REQUIRED TASK ->
Write the listing out again, all of it, word for word.

## start EXERCISE INPUT

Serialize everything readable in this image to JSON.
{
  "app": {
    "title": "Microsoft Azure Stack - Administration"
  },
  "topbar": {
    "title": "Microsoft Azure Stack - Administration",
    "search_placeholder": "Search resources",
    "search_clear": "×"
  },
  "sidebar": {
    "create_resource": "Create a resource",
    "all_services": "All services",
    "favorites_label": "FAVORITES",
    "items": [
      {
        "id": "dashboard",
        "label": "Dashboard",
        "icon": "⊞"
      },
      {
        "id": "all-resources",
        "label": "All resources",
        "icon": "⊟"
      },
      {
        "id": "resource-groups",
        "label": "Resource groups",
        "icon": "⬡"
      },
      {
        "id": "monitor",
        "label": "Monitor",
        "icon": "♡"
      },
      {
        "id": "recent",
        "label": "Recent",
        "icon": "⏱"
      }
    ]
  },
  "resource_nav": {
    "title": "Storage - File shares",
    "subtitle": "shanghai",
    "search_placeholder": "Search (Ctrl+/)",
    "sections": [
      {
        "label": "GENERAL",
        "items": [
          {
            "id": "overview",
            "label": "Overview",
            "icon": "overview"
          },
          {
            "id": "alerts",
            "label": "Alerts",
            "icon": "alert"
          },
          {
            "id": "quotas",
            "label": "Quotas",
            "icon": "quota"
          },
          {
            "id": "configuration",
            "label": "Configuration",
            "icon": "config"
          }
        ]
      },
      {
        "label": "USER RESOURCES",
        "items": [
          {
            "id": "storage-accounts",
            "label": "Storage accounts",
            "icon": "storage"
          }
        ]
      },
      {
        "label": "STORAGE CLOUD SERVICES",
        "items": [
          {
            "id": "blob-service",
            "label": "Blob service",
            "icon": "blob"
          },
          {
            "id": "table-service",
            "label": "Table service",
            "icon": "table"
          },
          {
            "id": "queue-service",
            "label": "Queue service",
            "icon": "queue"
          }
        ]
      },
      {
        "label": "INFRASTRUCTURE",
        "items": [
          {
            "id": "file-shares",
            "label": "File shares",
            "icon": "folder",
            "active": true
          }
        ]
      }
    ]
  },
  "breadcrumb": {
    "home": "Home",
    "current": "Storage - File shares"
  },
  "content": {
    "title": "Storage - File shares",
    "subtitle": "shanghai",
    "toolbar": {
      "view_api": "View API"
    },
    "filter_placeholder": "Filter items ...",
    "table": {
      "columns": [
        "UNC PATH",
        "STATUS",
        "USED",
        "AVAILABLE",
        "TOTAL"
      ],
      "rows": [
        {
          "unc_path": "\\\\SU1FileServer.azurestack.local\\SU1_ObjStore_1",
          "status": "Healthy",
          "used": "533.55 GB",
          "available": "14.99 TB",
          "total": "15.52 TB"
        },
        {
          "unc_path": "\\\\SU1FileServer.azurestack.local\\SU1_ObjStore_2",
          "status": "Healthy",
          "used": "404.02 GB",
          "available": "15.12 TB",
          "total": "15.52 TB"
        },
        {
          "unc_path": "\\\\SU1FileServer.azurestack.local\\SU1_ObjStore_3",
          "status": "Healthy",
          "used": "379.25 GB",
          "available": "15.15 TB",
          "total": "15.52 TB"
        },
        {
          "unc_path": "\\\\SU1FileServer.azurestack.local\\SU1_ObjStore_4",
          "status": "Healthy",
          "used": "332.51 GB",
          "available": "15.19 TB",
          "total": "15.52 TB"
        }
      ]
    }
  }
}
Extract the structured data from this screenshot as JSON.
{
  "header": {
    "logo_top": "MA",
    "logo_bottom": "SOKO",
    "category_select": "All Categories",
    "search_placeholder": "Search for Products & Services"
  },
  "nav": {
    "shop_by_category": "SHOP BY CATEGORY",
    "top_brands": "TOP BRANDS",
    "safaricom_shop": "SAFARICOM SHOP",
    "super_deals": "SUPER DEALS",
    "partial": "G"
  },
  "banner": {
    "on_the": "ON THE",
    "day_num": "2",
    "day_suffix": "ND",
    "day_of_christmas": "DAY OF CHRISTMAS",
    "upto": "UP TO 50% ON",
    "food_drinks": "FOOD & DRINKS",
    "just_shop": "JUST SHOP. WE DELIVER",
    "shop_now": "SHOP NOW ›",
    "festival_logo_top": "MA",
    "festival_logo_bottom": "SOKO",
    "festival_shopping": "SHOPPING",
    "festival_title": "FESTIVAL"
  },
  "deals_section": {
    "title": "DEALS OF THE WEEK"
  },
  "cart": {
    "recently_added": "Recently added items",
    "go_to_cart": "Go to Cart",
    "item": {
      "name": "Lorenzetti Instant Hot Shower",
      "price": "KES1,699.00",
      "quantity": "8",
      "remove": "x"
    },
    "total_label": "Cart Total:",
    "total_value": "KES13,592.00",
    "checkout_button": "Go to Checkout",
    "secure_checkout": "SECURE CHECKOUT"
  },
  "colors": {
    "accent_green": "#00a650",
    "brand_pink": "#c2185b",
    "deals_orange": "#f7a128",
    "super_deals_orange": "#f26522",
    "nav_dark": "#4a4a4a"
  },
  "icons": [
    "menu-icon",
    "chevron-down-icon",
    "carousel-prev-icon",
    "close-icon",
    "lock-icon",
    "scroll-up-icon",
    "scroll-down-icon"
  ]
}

## end EXERCISE INPUT

OUTPUT OF THE TASK ->
Serialize everything readable in this image to JSON.
{
  "app": {
    "title": "Microsoft Azure Stack - Administration"
  },
  "topbar": {
    "title": "Microsoft Azure Stack - Administration",
    "search_placeholder": "Search resources",
    "search_clear": "×"
  },
  "sidebar": {
    "create_resource": "Create a resource",
    "all_services": "All services",
    "favorites_label": "FAVORITES",
    "items": [
      {
        "id": "dashboard",
        "label": "Dashboard",
        "icon": "⊞"
      },
      {
        "id": "all-resources",
        "label": "All resources",
        "icon": "⊟"
      },
      {
        "id": "resource-groups",
        "label": "Resource groups",
        "icon": "⬡"
      },
      {
        "id": "monitor",
        "label": "Monitor",
        "icon": "♡"
      },
      {
        "id": "recent",
        "label": "Recent",
        "icon": "⏱"
      }
    ]
  },
  "resource_nav": {
    "title": "Storage - File shares",
    "subtitle": "shanghai",
    "search_placeholder": "Search (Ctrl+/)",
    "sections": [
      {
        "label": "GENERAL",
        "items": [
          {
            "id": "overview",
            "label": "Overview",
            "icon": "overview"
          },
          {
            "id": "alerts",
            "label": "Alerts",
            "icon": "alert"
          },
          {
            "id": "quotas",
            "label": "Quotas",
            "icon": "quota"
          },
          {
            "id": "configuration",
            "label": "Configuration",
            "icon": "config"
          }
        ]
      },
      {
        "label": "USER RESOURCES",
        "items": [
          {
            "id": "storage-accounts",
            "label": "Storage accounts",
            "icon": "storage"
          }
        ]
      },
      {
        "label": "STORAGE CLOUD SERVICES",
        "items": [
          {
            "id": "blob-service",
            "label": "Blob service",
            "icon": "blob"
          },
          {
            "id": "table-service",
            "label": "Table service",
            "icon": "table"
          },
          {
            "id": "queue-service",
            "label": "Queue service",
            "icon": "queue"
          }
        ]
      },
      {
        "label": "INFRASTRUCTURE",
        "items": [
          {
            "id": "file-shares",
            "label": "File shares",
            "icon": "folder",
            "active": true
          }
        ]
      }
    ]
  },
  "breadcrumb": {
    "home": "Home",
    "current": "Storage - File shares"
  },
  "content": {
    "title": "Storage - File shares",
    "subtitle": "shanghai",
    "toolbar": {
      "view_api": "View API"
    },
    "filter_placeholder": "Filter items ...",
    "table": {
      "columns": [
        "UNC PATH",
        "STATUS",
        "USED",
        "AVAILABLE",
        "TOTAL"
      ],
      "rows": [
        {
          "unc_path": "\\\\SU1FileServer.azurestack.local\\SU1_ObjStore_1",
          "status": "Healthy",
          "used": "533.55 GB",
          "available": "14.99 TB",
          "total": "15.52 TB"
        },
        {
          "unc_path": "\\\\SU1FileServer.azurestack.local\\SU1_ObjStore_2",
          "status": "Healthy",
          "used": "404.02 GB",
          "available": "15.12 TB",
          "total": "15.52 TB"
        },
        {
          "unc_path": "\\\\SU1FileServer.azurestack.local\\SU1_ObjStore_3",
          "status": "Healthy",
          "used": "379.25 GB",
          "available": "15.15 TB",
          "total": "15.52 TB"
        },
        {
          "unc_path": "\\\\SU1FileServer.azurestack.local\\SU1_ObjStore_4",
          "status": "Healthy",
          "used": "332.51 GB",
          "available": "15.19 TB",
          "total": "15.52 TB"
        }
      ]
    }
  }
}
Extract the structured data from this screenshot as JSON.
{
  "header": {
    "logo_top": "MA",
    "logo_bottom": "SOKO",
    "category_select": "All Categories",
    "search_placeholder": "Search for Products & Services"
  },
  "nav": {
    "shop_by_category": "SHOP BY CATEGORY",
    "top_brands": "TOP BRANDS",
    "safaricom_shop": "SAFARICOM SHOP",
    "super_deals": "SUPER DEALS",
    "partial": "G"
  },
  "banner": {
    "on_the": "ON THE",
    "day_num": "2",
    "day_suffix": "ND",
    "day_of_christmas": "DAY OF CHRISTMAS",
    "upto": "UP TO 50% ON",
    "food_drinks": "FOOD & DRINKS",
    "just_shop": "JUST SHOP. WE DELIVER",
    "shop_now": "SHOP NOW ›",
    "festival_logo_top": "MA",
    "festival_logo_bottom": "SOKO",
    "festival_shopping": "SHOPPING",
    "festival_title": "FESTIVAL"
  },
  "deals_section": {
    "title": "DEALS OF THE WEEK"
  },
  "cart": {
    "recently_added": "Recently added items",
    "go_to_cart": "Go to Cart",
    "item": {
      "name": "Lorenzetti Instant Hot Shower",
      "price": "KES1,699.00",
      "quantity": "8",
      "remove": "x"
    },
    "total_label": "Cart Total:",
    "total_value": "KES13,592.00",
    "checkout_button": "Go to Checkout",
    "secure_checkout": "SECURE CHECKOUT"
  },
  "colors": {
    "accent_green": "#00a650",
    "brand_pink": "#c2185b",
    "deals_orange": "#f7a128",
    "super_deals_orange": "#f26522",
    "nav_dark": "#4a4a4a"
  },
  "icons": [
    "menu-icon",
    "chevron-down-icon",
    "carousel-prev-icon",
    "close-icon",
    "lock-icon",
    "scroll-up-icon",
    "scroll-down-icon"
  ]
}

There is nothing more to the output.